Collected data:
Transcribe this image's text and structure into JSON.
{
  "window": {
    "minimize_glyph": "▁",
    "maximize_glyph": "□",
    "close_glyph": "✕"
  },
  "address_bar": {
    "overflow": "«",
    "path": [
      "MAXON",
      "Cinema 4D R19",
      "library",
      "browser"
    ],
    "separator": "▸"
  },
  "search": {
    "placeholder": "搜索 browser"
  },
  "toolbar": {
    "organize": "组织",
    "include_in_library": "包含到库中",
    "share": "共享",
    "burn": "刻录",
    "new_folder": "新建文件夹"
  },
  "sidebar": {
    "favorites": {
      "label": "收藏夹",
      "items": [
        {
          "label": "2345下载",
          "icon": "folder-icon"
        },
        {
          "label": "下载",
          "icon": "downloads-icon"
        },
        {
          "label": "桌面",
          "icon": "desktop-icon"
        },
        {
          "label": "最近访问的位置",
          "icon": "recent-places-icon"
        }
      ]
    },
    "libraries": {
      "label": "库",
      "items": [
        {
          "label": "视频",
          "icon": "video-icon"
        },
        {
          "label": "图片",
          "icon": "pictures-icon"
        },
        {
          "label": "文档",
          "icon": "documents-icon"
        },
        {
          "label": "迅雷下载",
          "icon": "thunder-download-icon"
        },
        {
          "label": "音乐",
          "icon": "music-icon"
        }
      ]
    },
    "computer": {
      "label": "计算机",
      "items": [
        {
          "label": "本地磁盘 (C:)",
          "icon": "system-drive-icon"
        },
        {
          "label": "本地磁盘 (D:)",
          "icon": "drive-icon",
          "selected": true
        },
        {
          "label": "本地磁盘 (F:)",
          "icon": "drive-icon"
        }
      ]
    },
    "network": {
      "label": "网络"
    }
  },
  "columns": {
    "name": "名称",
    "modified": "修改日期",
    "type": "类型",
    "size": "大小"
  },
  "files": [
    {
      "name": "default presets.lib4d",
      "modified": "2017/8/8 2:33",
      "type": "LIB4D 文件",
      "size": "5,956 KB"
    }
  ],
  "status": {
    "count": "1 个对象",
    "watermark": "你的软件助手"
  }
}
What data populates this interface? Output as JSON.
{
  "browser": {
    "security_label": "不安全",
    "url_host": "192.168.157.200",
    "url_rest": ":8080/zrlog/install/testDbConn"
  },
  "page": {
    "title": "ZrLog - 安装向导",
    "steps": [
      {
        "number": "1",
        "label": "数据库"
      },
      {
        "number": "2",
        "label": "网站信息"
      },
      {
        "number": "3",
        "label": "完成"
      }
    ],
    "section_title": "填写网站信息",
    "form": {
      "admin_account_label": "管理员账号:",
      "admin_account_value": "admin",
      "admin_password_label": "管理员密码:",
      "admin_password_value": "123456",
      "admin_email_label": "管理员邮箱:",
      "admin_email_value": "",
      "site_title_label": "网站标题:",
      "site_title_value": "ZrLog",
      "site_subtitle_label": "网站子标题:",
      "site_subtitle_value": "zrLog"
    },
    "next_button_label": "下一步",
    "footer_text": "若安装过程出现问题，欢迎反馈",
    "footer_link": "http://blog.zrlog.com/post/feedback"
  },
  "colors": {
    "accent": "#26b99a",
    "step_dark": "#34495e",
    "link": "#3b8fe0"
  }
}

* * *

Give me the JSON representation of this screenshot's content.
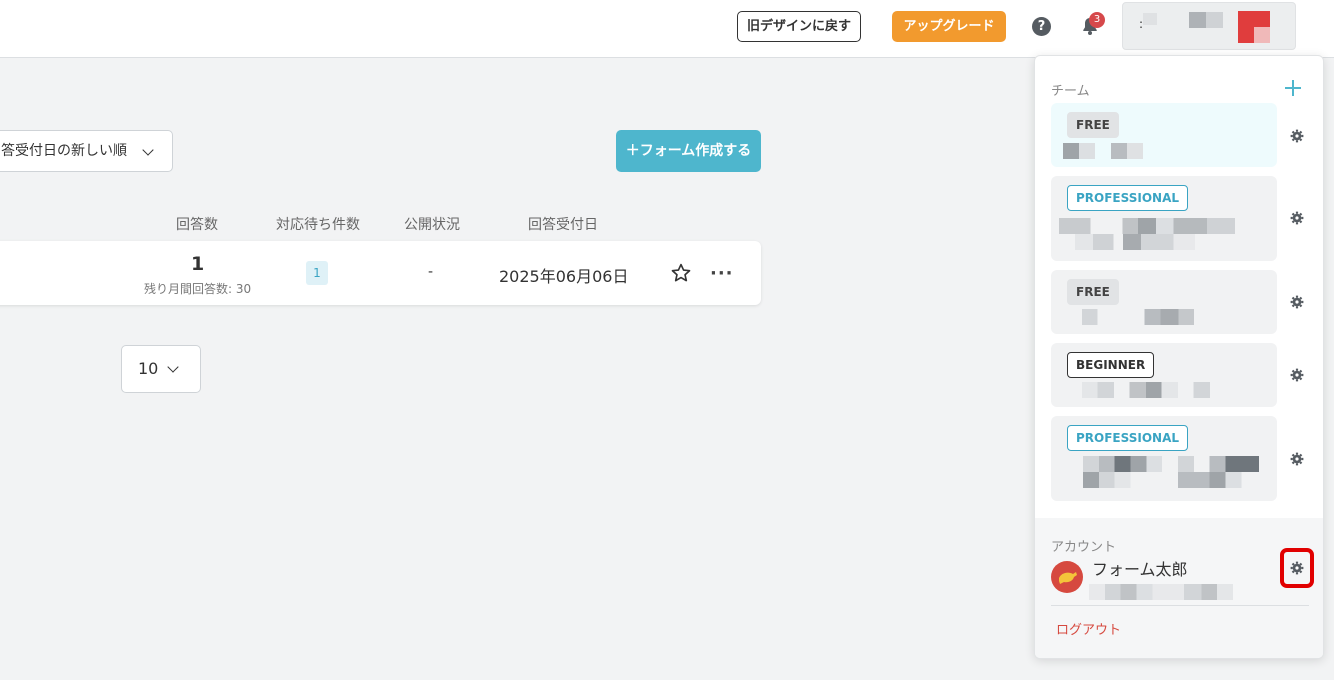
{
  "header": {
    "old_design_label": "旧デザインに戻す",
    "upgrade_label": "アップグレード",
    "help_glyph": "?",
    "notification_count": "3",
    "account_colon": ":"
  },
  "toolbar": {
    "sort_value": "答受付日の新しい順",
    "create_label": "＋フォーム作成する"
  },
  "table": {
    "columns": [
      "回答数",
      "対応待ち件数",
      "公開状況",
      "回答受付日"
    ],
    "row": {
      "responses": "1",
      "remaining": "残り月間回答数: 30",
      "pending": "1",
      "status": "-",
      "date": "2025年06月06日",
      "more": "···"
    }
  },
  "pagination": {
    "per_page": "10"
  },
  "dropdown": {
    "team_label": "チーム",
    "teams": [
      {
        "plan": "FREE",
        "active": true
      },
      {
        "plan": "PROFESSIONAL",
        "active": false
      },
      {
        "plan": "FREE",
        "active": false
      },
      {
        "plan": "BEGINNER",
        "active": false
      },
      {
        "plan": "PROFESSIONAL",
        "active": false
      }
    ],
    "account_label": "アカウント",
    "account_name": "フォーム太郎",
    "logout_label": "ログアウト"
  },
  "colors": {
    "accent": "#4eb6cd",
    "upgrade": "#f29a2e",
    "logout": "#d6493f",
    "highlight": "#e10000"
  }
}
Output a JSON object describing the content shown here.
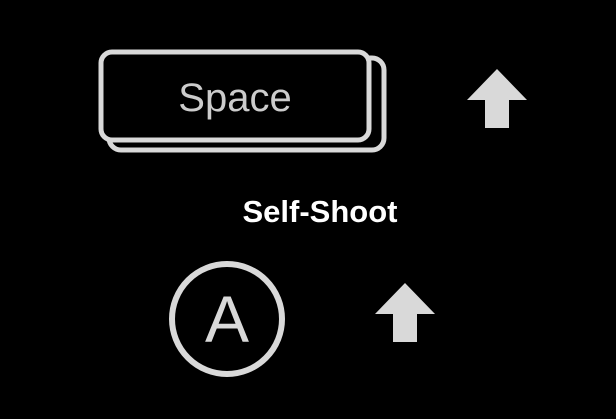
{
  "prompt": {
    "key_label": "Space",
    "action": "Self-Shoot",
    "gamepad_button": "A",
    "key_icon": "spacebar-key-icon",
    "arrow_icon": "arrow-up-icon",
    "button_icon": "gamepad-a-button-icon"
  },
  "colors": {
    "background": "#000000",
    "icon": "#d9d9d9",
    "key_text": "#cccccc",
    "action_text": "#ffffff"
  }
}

■ To do: Among the entries above, identify all lines with "browser" and copy them.

■ Written answer:
      "browser"
    "placeholder": "搜索 browser"
  "browser": {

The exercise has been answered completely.